---------- GIVEN PASSAGE ----------
They tried it out, and initially they did think it was interesting and liked the elements of gamification, but what they really wanted was a coach to help them. They weren’t confident exercisers or felt like they had any sense of agency in the “adult” fitness areas. They didn’t really know where to start in the fitness center, even though there were directions in the kiosk and they had a brief orientation. They actually wanted to be guided by a trusted adult. We were really surprised about this. So, we went back to the drawing board and built the formal 8-week program curriculum so the kids would know what they were going after. There was a beginning and an end. There was a clear pathway with fun, digital rewards. And, there was an educator (the Y-MVP Coach) who was trained not only in fitness skills but also youth development approaches to support kids and provide developmentally-appropriate encouragement along the way. Yep – we learned a lot!

So interesting. My next question was about how you addressed it, but you already answered that. Shifting now to a topic that’s really important to Mozilla, which is the open Internet, and you did mention the issues of access previously. How would you describe the open Internet, what is that for you in your own words?

For me, coming from the health arena, what I have seen is that having access to the world wide web really helps bridge that divide, that information divide, and this is especially important not only to support educational initiatives but also there is an increasing focus on digital health initiatives.

It can really connect people and families to resources in a way that they never had before — at both ends of the spectrum from urban environments to rural settings— being able to be connected to healthy messaging, supporting behavior change with consistent reminders and having virtual cohorts or groups when there may not be access to an in-person support system.

That’s what, from a health perspective, has been so profound for me, and I’m so excited about how we can even take that further.

Shifting now to Mozilla, how did you get involved with Mozilla or Hive NYC? What has that been like?

Connecting with the Hive has been a wonderful, wonderful journey. It began right around the time when I first started here at the Y in and was thinking about how to find a way to track and reward young people for achieving levels of fitness. At the time, I was sharing my ideas with a colleague who runs education initiatives for The Asia Society. She told me about a competition that she was working on: digital badges for lifelong learning. She was applying for a grant to support a professional development badge pathway project for educators in their network. She said, “You know, this might be an interesting thing for you to explore.”

As I continued to explore this opportunity, ironically I found out that the Y was actually one of the founding member organizations of the New York City Hive Learning Network. I had no idea that my colleagues from our youth development and teen program division were involved in the Hive. The majority of the member organizations at the time were much more technology focused, clearly. All these youth-serving organizations focused on digital and social media learning, but I believe the Y was invited because of our extensive reach to young people across the city. Till this point, the Y was more of a convener for the group since we had so many locations across the five boroughs of NYC and were able to host Hive hackathons or other events. When I found out about this unique Hive network,, I started going to Hive meetings. I had no idea that my professional life was about to change.
----------
EXERCISE TASK 1: In the rows, reproduce the lines from the line with "data-point bbox=[826, 1450, 848, 1472]" up to and including the line with "y-tick-label: 100 bbox=[68, 0, 107, 26]", replacing "x-tick-label" with "x-axis-label" and leaving everything else unchanged.
---------- LISTED RECORDS ----------
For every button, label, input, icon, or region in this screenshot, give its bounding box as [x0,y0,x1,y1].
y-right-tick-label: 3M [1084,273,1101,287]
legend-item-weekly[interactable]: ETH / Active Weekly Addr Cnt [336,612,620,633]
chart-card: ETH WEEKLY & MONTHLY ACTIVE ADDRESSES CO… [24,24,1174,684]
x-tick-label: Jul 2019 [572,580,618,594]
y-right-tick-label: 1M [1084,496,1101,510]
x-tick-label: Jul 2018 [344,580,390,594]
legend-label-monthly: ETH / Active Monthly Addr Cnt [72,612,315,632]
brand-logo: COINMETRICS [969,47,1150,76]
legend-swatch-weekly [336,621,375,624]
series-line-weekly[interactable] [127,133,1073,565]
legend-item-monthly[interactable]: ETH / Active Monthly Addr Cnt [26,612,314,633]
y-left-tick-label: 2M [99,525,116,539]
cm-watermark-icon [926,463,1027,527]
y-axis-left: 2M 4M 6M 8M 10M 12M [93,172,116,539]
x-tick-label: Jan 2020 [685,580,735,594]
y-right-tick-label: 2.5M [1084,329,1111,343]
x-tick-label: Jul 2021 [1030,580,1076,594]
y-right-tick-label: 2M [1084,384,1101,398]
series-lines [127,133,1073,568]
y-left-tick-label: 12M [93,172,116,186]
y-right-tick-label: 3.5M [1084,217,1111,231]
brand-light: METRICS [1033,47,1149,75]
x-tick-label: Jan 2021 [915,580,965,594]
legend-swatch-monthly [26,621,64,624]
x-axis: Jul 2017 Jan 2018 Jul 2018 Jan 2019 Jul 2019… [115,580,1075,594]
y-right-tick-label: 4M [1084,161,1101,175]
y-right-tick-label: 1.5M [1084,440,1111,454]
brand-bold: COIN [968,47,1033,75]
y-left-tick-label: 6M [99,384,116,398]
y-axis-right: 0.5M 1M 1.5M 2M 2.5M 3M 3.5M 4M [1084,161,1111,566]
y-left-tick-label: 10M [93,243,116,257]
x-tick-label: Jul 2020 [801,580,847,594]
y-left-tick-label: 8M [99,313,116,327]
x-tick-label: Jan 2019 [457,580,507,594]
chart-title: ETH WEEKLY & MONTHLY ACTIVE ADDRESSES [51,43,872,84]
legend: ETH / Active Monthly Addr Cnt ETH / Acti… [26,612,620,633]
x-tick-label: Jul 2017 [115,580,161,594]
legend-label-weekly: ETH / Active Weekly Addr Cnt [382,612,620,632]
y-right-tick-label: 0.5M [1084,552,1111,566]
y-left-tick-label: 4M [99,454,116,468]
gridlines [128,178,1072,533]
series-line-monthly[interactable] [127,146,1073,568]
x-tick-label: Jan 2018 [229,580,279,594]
----------
---------- LISTED RECORDS ----------
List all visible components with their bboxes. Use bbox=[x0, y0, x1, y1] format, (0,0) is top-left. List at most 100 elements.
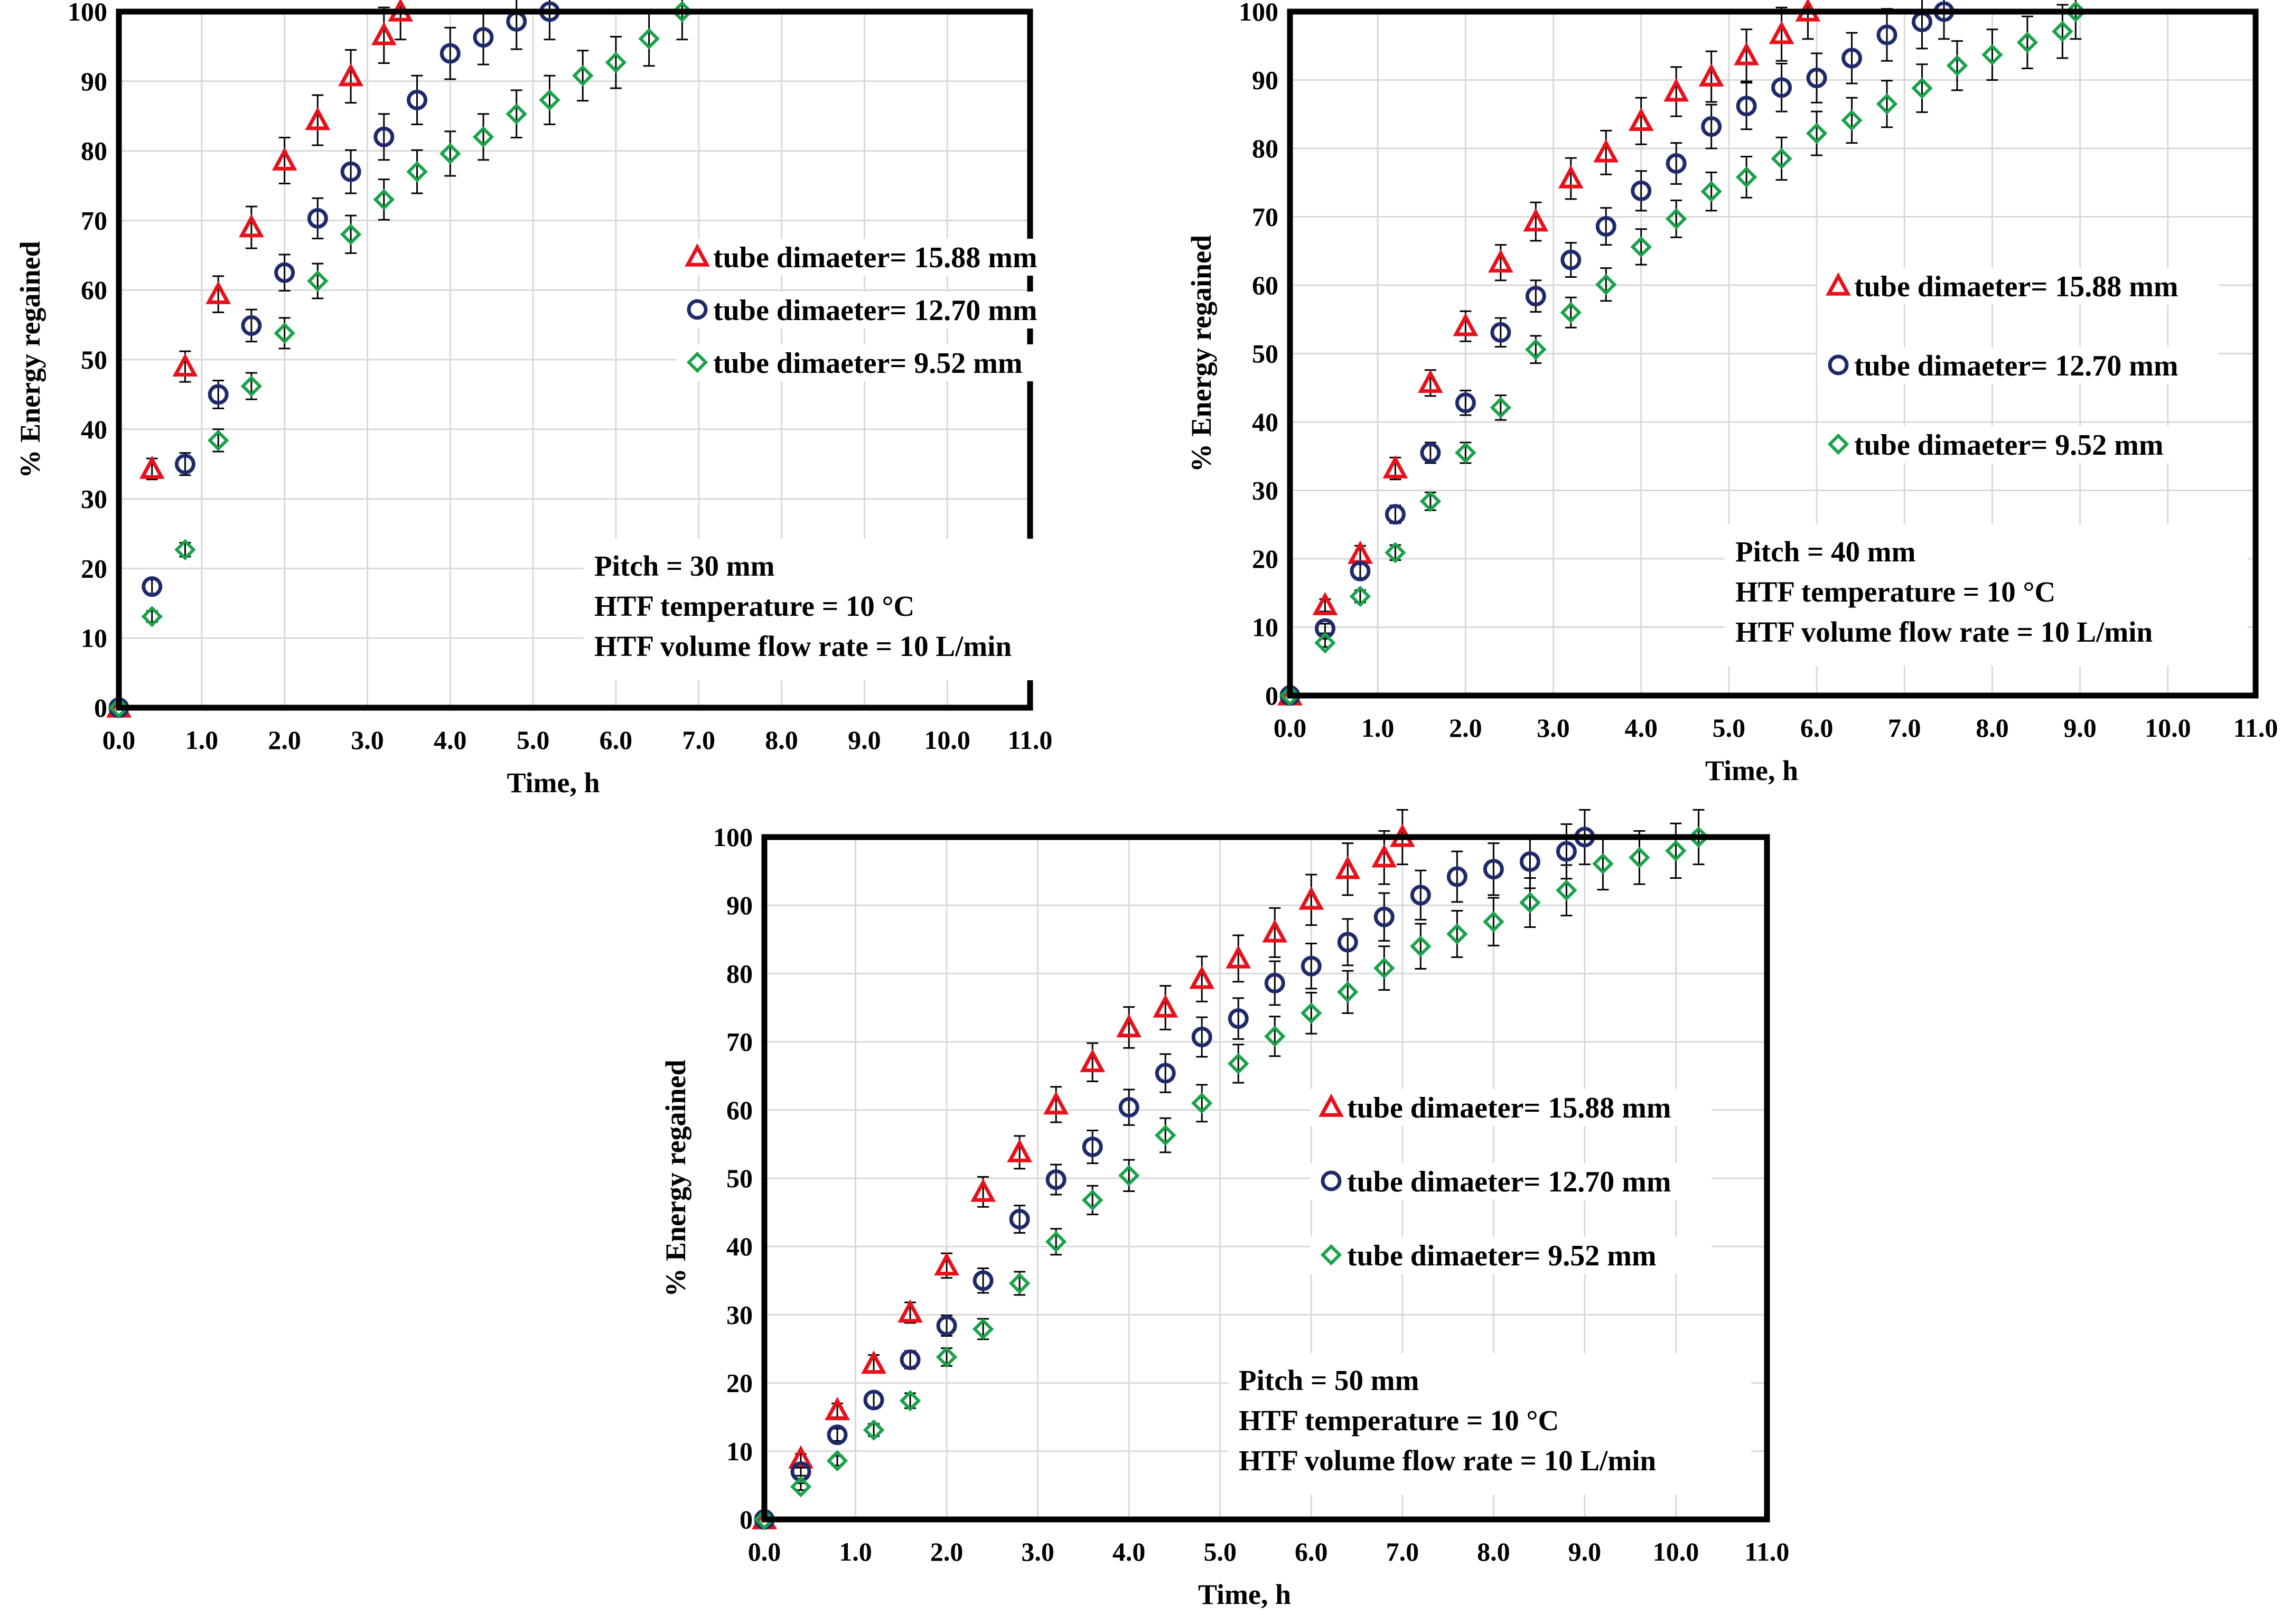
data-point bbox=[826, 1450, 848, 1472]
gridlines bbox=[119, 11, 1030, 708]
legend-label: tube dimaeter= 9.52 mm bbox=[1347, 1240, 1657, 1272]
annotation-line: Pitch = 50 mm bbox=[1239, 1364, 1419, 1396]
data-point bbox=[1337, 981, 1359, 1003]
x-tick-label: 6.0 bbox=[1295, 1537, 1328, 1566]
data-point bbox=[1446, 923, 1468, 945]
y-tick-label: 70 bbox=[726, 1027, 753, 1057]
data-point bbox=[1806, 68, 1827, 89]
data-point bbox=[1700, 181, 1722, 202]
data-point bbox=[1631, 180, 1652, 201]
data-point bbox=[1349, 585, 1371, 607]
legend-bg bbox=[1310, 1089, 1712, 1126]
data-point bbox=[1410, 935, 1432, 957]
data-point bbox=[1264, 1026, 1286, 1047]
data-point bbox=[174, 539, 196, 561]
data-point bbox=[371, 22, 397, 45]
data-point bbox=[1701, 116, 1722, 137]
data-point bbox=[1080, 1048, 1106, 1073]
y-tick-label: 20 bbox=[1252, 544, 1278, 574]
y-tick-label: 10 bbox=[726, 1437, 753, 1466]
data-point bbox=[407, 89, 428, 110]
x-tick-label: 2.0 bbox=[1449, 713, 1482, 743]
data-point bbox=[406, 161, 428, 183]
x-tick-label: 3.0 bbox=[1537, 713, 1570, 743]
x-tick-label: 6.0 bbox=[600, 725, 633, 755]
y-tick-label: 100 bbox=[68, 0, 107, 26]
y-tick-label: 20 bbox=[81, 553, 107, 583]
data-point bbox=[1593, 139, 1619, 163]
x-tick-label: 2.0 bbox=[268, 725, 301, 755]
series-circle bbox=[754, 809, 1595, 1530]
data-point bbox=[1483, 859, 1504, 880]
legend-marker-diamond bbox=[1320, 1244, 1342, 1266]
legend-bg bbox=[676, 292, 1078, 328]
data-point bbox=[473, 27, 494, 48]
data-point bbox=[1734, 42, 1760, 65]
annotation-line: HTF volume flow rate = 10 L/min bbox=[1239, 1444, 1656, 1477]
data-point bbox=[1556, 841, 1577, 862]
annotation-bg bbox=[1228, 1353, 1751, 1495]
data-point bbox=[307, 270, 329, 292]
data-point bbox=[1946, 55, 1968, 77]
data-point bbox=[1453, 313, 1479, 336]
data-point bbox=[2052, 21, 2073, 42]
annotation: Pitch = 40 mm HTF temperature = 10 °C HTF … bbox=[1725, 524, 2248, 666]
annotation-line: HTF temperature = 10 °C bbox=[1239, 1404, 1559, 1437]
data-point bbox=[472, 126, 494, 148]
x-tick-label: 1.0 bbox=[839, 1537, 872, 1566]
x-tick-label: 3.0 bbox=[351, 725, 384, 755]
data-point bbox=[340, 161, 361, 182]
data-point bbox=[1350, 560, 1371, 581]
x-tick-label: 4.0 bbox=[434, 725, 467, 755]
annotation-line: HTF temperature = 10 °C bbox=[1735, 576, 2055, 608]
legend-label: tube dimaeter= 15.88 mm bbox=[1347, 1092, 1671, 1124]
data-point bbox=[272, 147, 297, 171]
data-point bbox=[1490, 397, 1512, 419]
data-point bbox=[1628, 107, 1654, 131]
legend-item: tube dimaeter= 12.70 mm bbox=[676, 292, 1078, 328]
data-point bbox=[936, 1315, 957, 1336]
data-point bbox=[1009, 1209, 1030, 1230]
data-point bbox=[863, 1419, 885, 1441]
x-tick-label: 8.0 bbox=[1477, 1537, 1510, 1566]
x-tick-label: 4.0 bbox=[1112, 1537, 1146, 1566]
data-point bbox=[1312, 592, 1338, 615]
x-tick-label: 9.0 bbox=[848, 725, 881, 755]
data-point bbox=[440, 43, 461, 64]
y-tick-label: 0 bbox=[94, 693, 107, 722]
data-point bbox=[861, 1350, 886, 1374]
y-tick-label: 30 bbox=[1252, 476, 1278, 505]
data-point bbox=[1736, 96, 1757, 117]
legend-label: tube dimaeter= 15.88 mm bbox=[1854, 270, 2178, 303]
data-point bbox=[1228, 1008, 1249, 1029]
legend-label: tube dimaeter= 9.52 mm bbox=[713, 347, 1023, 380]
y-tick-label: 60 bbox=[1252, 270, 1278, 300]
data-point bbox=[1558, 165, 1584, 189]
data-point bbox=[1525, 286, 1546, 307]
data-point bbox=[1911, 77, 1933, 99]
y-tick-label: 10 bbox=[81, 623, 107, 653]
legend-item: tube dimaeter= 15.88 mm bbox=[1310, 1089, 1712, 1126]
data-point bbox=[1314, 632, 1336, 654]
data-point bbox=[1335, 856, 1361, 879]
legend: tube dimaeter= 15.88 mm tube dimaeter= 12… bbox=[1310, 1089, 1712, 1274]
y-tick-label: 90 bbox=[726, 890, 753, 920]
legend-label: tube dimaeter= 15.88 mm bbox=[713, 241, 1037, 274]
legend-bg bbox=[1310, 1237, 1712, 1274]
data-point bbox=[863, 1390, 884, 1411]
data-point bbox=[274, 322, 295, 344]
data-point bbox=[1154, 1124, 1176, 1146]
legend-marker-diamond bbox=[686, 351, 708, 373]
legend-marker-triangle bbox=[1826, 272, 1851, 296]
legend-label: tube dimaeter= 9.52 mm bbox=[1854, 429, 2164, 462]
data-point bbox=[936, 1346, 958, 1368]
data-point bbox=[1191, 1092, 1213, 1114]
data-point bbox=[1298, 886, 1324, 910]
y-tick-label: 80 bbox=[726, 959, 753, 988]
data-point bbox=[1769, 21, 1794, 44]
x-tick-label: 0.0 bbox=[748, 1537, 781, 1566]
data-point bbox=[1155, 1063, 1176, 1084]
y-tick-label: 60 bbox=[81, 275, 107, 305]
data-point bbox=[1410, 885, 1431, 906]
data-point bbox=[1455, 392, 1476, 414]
----------
---------- LISTED RECORDS ----------
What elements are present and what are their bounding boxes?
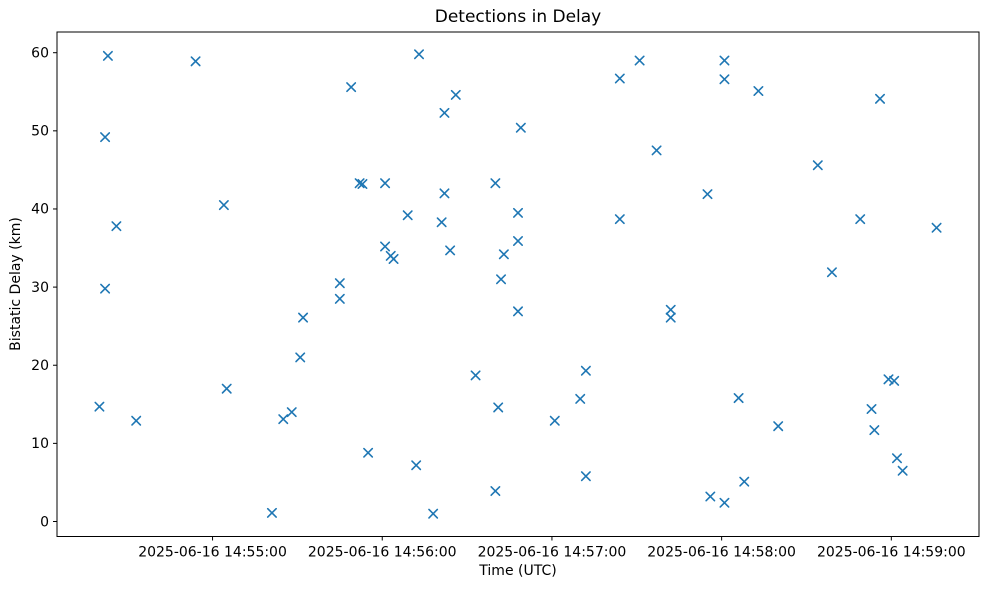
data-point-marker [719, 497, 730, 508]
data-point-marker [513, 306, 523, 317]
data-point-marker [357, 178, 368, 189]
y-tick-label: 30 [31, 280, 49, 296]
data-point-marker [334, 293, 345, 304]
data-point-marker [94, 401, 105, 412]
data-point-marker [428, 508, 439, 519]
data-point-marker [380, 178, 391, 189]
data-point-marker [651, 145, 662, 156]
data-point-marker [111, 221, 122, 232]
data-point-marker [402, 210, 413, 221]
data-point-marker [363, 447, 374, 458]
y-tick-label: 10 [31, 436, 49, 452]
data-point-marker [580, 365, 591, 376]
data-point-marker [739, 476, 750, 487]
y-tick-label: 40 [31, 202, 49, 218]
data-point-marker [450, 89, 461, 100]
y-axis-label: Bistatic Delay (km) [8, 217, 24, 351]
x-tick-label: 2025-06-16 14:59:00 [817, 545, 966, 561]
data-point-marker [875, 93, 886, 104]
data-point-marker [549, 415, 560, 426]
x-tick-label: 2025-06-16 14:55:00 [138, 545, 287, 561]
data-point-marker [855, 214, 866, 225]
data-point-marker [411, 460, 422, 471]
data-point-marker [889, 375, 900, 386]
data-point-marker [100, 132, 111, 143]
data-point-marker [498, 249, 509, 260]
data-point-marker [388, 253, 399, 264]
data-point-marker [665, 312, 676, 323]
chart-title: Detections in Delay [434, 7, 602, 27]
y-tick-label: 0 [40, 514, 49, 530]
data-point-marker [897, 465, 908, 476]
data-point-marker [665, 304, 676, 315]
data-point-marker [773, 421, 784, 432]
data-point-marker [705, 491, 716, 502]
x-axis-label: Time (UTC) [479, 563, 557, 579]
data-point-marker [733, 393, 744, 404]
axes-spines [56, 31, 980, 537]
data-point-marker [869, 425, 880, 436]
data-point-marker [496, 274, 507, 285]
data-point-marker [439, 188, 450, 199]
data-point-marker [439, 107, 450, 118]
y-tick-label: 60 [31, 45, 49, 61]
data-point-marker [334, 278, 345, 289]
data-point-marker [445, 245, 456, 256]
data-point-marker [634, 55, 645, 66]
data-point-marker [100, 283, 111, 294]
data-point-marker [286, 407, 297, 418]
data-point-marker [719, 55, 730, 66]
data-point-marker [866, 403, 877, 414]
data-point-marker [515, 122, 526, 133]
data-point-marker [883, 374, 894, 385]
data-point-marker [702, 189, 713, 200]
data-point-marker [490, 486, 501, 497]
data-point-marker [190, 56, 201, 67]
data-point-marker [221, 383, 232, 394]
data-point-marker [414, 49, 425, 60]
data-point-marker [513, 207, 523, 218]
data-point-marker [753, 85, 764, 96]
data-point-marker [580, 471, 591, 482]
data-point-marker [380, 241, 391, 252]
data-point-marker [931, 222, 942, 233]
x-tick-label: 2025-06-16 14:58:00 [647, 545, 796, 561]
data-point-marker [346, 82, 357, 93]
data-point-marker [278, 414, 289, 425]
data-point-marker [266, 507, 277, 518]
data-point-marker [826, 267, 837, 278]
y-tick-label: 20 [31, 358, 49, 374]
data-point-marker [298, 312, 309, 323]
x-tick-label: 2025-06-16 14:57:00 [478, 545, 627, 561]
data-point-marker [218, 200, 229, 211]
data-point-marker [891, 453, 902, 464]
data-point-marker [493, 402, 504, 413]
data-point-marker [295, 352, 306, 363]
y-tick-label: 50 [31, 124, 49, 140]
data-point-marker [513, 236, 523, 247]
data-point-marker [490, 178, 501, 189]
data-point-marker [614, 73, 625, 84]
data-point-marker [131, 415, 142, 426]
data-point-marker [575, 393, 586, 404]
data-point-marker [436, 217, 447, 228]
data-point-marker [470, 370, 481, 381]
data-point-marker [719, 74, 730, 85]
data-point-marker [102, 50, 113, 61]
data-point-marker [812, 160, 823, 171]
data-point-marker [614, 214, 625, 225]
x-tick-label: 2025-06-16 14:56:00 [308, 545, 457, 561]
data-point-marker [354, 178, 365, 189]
----------
EXERCISE TASK 2: Translate this sentence from the interview passage into French: "They actually wanted to be guided by a trusted adult."

WORKED ANSWER 1:
data-point bbox=[826, 1450, 848, 1472]
gridlines bbox=[119, 11, 1030, 708]
legend-label: tube dimaeter= 9.52 mm bbox=[1347, 1240, 1657, 1272]
annotation-line: Pitch = 50 mm bbox=[1239, 1364, 1419, 1396]
data-point bbox=[1337, 981, 1359, 1003]
x-axis-label: 6.0 bbox=[1295, 1537, 1328, 1566]
data-point bbox=[1446, 923, 1468, 945]
y-tick-label: 70 bbox=[726, 1027, 753, 1057]
data-point bbox=[1806, 68, 1827, 89]
data-point bbox=[1700, 181, 1722, 202]
data-point bbox=[1631, 180, 1652, 201]
data-point bbox=[1349, 585, 1371, 607]
legend-bg bbox=[1310, 1089, 1712, 1126]
data-point bbox=[1410, 935, 1432, 957]
data-point bbox=[1264, 1026, 1286, 1047]
data-point bbox=[174, 539, 196, 561]
data-point bbox=[371, 22, 397, 45]
data-point bbox=[1701, 116, 1722, 137]
data-point bbox=[1080, 1048, 1106, 1073]
y-tick-label: 20 bbox=[1252, 544, 1278, 574]
y-tick-label: 10 bbox=[726, 1437, 753, 1466]
data-point bbox=[407, 89, 428, 110]
x-axis-label: 2.0 bbox=[1449, 713, 1482, 743]
data-point bbox=[406, 161, 428, 183]
x-axis-label: 3.0 bbox=[1537, 713, 1570, 743]
x-axis-label: 6.0 bbox=[600, 725, 633, 755]
y-tick-label: 100 bbox=[68, 0, 107, 26]

WORKED ANSWER 2: En réalité, ils voulaient être guidés par un adulte de confiance.